Task to complete:
Collect all lines below with the string "дундаж".

** start **

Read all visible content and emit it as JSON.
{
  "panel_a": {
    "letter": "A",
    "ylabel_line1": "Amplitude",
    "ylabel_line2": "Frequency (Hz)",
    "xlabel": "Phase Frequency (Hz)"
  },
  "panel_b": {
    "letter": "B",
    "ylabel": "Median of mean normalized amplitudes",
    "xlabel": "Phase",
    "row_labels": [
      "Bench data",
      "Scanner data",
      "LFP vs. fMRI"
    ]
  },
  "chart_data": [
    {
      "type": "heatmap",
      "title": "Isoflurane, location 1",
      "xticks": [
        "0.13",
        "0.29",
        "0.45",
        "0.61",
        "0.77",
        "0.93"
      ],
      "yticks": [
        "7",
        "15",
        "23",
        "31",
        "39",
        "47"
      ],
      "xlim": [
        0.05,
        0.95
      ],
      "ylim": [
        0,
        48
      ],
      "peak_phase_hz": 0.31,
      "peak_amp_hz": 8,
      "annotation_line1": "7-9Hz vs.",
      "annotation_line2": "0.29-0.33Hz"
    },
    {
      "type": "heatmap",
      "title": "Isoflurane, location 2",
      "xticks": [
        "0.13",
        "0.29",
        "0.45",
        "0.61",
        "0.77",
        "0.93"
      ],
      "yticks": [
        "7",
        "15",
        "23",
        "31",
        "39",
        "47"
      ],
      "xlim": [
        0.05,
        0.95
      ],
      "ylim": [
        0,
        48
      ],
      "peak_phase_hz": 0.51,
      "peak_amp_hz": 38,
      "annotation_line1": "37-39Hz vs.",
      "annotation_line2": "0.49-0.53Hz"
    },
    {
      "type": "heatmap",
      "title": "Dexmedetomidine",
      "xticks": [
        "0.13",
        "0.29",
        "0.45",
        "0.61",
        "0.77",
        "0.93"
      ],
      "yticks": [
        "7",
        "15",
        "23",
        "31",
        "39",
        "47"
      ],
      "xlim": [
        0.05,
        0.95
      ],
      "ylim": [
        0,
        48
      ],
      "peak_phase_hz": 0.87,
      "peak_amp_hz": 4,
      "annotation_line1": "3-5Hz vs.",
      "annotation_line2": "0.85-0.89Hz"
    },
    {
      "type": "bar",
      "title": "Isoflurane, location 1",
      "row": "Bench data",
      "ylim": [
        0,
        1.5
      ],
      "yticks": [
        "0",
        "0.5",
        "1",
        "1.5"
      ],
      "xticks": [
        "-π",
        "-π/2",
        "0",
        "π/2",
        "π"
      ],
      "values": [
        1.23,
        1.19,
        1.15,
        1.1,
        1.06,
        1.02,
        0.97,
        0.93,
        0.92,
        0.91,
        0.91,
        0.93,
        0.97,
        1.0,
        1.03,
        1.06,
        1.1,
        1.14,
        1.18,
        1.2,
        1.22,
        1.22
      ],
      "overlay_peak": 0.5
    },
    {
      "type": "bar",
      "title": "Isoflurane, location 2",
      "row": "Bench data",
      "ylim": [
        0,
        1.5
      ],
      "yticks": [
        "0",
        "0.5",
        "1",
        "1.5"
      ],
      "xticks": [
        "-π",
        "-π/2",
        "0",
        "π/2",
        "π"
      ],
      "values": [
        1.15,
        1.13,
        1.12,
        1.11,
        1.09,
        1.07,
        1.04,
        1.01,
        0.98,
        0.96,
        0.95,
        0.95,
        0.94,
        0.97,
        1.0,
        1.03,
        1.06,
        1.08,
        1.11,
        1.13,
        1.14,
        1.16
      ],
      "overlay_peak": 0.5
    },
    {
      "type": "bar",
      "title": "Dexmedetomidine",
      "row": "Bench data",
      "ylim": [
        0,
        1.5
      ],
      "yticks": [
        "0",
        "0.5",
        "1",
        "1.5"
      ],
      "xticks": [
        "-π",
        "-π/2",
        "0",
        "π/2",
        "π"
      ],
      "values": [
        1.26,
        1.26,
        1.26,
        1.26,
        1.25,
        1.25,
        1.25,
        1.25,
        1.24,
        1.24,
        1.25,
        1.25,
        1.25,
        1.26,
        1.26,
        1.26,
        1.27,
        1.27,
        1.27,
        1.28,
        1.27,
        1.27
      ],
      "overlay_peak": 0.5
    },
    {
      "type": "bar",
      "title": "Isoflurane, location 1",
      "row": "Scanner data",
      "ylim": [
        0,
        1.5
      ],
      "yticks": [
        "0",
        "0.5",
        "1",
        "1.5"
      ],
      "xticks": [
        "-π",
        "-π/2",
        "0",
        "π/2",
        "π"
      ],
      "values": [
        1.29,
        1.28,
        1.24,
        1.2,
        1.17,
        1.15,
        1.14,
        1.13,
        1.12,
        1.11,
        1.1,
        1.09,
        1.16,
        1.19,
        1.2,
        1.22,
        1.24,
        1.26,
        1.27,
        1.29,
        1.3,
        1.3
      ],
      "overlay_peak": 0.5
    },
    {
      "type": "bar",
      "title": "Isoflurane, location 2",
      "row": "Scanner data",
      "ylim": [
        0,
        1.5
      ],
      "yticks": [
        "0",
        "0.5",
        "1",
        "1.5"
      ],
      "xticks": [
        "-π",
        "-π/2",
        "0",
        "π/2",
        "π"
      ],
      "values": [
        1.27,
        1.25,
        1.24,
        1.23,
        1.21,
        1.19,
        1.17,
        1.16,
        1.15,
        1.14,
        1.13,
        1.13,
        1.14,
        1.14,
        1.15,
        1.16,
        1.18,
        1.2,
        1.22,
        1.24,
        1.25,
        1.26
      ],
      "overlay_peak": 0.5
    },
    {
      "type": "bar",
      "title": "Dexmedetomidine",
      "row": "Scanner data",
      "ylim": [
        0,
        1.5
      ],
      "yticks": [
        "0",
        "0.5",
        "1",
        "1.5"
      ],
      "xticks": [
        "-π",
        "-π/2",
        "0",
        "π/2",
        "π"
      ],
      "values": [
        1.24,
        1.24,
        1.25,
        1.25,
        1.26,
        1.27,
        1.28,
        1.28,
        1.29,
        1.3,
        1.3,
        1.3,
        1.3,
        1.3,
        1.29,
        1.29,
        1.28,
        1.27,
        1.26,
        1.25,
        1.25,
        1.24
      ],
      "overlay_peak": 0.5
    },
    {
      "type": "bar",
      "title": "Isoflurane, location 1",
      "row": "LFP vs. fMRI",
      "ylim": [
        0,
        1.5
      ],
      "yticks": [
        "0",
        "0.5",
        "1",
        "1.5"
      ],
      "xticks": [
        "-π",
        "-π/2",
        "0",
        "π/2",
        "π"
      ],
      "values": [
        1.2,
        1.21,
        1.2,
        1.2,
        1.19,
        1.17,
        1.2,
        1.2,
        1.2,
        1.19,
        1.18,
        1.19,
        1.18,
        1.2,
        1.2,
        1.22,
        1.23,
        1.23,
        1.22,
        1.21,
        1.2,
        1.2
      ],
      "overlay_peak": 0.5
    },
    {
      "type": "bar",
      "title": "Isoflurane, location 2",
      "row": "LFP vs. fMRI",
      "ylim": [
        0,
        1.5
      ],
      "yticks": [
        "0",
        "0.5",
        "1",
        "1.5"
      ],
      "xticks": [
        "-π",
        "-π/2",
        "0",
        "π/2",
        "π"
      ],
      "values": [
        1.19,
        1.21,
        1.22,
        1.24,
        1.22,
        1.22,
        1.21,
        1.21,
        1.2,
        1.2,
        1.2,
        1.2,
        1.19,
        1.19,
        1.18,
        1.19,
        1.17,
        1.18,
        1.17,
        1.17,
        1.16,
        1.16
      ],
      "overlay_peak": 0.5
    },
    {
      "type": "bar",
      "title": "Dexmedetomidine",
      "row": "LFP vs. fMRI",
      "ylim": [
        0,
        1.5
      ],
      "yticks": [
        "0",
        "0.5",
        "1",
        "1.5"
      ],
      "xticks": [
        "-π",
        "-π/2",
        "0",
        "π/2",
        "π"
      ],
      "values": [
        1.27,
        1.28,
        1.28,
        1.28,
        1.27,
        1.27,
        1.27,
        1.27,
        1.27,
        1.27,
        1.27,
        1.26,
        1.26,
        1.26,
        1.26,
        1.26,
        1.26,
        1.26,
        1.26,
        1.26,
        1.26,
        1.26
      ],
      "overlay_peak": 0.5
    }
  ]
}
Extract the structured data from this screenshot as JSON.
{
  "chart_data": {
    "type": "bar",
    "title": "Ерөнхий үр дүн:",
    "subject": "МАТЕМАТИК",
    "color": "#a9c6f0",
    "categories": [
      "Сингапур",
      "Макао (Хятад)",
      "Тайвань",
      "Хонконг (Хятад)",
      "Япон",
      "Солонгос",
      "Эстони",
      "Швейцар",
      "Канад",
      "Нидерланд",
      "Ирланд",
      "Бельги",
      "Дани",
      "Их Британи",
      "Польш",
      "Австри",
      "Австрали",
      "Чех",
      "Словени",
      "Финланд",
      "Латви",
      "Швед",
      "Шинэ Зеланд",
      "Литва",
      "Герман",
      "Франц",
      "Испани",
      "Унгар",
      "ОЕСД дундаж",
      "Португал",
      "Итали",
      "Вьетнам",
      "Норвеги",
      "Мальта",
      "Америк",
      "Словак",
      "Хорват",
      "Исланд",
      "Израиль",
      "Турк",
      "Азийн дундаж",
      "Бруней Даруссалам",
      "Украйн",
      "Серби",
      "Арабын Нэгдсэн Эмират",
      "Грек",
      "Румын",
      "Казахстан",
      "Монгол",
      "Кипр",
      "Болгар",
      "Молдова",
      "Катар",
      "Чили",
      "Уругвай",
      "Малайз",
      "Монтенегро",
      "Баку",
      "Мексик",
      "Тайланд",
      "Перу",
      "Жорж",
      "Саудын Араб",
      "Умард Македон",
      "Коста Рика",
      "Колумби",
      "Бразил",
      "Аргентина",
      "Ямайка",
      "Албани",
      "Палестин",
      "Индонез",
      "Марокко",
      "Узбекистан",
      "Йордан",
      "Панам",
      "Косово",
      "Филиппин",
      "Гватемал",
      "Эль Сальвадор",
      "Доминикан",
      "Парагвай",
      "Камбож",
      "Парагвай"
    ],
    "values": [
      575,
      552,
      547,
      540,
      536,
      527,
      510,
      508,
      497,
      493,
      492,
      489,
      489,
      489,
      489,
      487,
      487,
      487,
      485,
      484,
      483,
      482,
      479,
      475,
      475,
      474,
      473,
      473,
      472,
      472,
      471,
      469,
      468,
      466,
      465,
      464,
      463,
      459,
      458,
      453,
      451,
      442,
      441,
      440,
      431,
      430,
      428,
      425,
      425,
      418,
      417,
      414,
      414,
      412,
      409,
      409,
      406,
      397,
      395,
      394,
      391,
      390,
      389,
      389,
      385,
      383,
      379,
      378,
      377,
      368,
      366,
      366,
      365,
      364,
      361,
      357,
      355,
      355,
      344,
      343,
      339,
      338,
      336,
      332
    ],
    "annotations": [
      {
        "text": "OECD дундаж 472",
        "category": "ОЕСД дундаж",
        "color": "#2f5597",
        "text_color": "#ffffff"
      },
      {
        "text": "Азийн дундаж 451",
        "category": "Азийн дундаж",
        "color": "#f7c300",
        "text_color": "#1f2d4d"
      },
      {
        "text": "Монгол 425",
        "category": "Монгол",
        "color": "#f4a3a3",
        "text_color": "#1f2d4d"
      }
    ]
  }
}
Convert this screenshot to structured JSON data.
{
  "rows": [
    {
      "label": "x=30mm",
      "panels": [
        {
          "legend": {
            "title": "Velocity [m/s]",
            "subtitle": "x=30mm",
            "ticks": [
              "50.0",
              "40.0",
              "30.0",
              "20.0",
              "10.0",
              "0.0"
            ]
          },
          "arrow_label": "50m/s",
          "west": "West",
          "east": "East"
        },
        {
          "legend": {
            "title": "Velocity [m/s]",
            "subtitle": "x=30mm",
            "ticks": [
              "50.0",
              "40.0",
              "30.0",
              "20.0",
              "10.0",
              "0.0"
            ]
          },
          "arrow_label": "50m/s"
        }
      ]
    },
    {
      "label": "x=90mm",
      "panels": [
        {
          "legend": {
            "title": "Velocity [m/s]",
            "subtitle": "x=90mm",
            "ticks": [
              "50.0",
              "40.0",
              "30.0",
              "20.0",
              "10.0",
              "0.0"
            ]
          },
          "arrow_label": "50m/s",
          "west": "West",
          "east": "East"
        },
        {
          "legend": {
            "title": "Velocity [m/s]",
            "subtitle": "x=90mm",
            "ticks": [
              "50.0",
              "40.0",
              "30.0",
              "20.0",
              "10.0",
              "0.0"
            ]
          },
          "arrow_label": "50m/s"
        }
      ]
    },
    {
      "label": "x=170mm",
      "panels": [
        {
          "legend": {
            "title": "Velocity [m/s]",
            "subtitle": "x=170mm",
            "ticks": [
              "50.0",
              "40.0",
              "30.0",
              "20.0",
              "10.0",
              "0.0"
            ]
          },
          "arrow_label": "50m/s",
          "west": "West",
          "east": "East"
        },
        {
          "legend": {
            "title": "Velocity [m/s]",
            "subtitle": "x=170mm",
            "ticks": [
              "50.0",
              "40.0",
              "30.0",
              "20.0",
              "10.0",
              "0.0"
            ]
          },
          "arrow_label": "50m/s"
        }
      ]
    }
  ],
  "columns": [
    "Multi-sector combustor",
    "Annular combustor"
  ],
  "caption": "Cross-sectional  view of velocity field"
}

** end **

Task answer:
      "ОЕСД дундаж",
      "Азийн дундаж",
        "text": "OECD дундаж 472",
        "category": "ОЕСД дундаж",
        "text": "Азийн дундаж 451",
        "category": "Азийн дундаж",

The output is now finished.